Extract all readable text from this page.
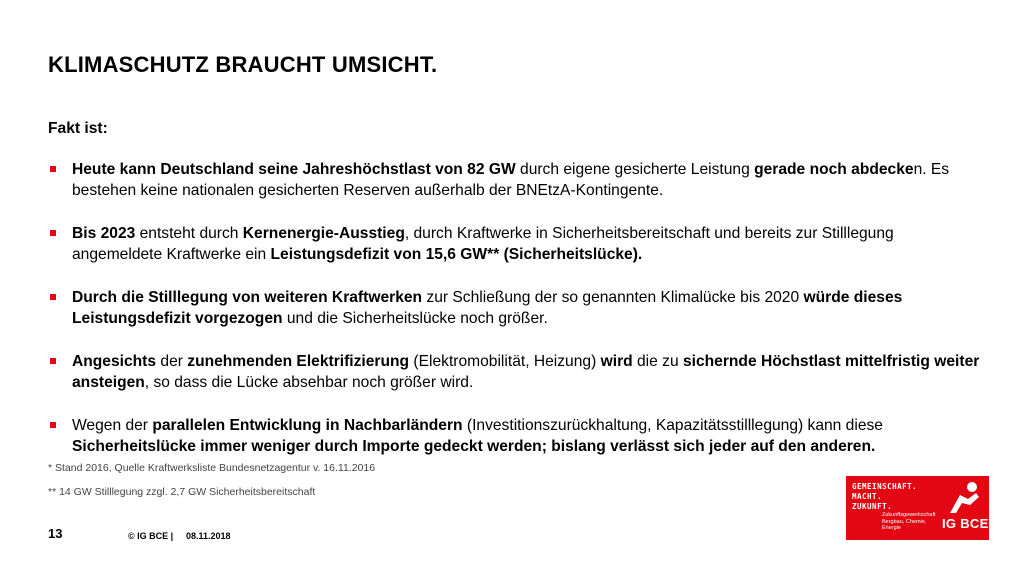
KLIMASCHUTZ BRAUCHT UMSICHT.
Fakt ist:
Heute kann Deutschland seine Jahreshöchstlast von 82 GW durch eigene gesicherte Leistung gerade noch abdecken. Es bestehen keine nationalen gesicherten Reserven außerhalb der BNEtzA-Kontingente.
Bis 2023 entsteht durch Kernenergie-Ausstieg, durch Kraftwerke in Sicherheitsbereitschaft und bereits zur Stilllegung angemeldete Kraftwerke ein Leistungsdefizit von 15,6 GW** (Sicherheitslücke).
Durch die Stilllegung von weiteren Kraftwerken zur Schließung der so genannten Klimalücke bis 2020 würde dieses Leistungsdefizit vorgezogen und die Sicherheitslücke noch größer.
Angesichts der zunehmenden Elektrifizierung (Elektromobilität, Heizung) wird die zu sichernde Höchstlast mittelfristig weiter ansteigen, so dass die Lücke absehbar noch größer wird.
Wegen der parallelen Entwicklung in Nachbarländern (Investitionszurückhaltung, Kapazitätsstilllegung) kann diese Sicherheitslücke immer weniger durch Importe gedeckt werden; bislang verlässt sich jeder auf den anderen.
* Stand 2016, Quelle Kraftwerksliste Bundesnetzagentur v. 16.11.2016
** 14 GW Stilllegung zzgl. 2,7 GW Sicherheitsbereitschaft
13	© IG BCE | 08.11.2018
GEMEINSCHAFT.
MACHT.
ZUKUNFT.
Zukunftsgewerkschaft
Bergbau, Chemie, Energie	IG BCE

* * *

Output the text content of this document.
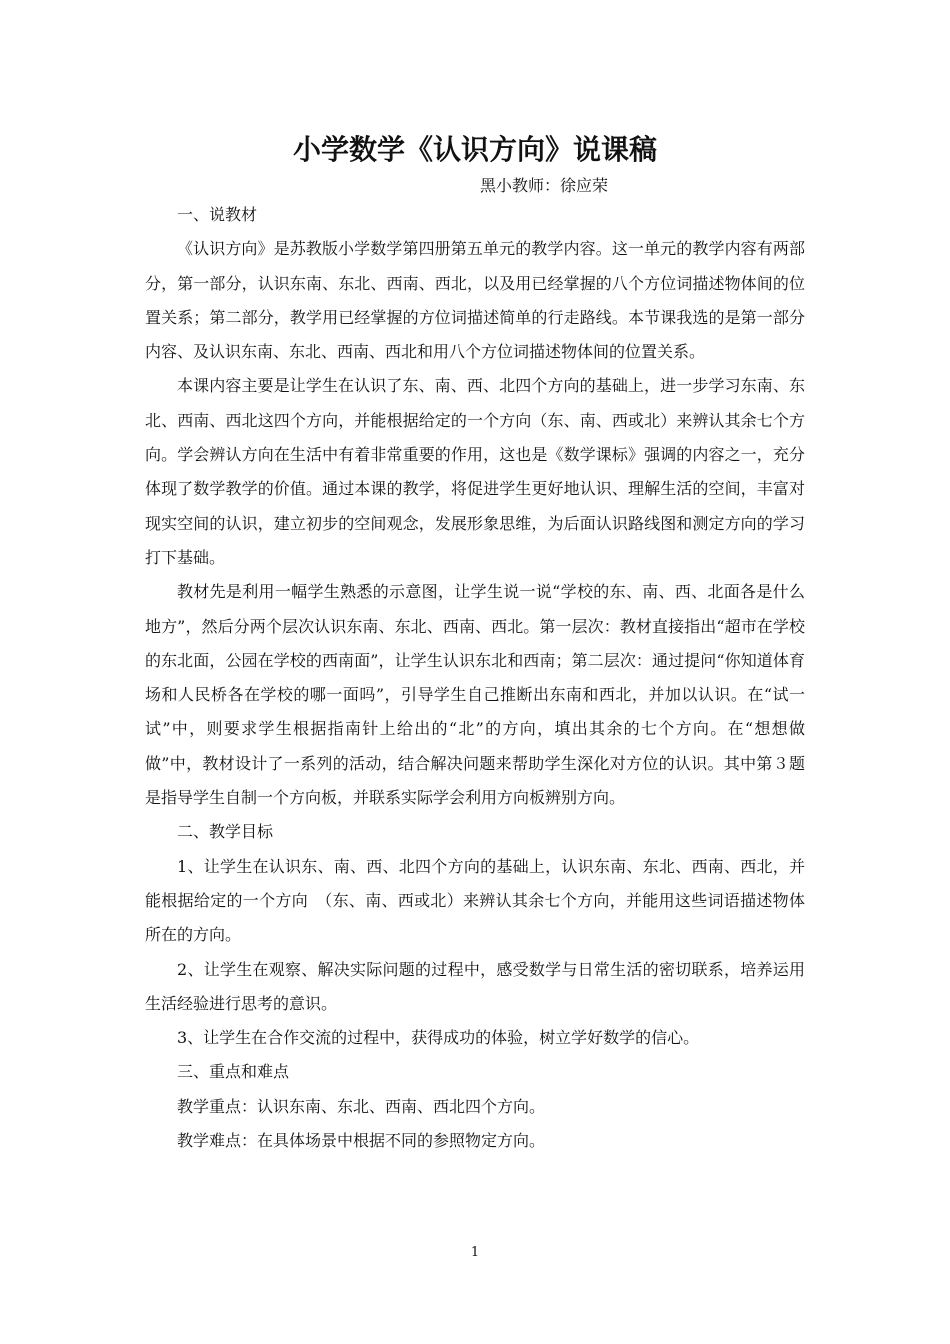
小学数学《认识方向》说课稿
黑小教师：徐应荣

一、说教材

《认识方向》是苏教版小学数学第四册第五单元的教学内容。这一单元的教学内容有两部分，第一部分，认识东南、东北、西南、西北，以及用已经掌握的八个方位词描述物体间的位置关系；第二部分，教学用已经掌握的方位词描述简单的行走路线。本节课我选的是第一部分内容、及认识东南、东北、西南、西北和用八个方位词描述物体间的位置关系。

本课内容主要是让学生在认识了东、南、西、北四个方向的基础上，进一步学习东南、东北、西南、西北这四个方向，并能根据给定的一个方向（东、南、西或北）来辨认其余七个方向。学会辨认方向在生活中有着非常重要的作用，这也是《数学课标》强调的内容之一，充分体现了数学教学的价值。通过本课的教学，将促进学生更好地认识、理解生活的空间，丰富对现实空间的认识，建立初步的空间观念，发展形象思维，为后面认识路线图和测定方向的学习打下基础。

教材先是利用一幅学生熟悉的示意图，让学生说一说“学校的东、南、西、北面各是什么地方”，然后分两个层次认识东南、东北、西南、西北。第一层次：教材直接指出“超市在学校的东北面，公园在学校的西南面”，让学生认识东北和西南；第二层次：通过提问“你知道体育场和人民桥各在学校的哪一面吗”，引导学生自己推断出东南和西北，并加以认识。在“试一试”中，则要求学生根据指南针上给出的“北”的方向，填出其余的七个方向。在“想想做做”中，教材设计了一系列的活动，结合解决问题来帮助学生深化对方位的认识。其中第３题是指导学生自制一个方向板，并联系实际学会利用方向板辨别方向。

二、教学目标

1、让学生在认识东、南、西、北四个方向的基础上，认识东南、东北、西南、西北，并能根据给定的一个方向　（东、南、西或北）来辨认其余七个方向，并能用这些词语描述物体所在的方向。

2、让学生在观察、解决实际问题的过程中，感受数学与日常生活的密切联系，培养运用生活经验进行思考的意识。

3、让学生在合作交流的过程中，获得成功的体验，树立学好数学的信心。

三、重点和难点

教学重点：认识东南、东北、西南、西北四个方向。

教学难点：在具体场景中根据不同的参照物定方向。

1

** Directions for this task **
Wherever "来辨认其余七个方向" shows up in a line, copy that line.

** Expected answer **
本课内容主要是让学生在认识了东、南、西、北四个方向的基础上，进一步学习东南、东北、西南、西北这四个方向，并能根据给定的一个方向（东、南、西或北）来辨认其余七个方向。学会辨认方向在生活中有着非常重要的作用，这也是《数学课标》强调的内容之一，充分体现了数学教学的价值。通过本课的教学，将促进学生更好地认识、理解生活的空间，丰富对现实空间的认识，建立初步的空间观念，发展形象思维，为后面认识路线图和测定方向的学习打下基础。
1、让学生在认识东、南、西、北四个方向的基础上，认识东南、东北、西南、西北，并能根据给定的一个方向　（东、南、西或北）来辨认其余七个方向，并能用这些词语描述物体所在的方向。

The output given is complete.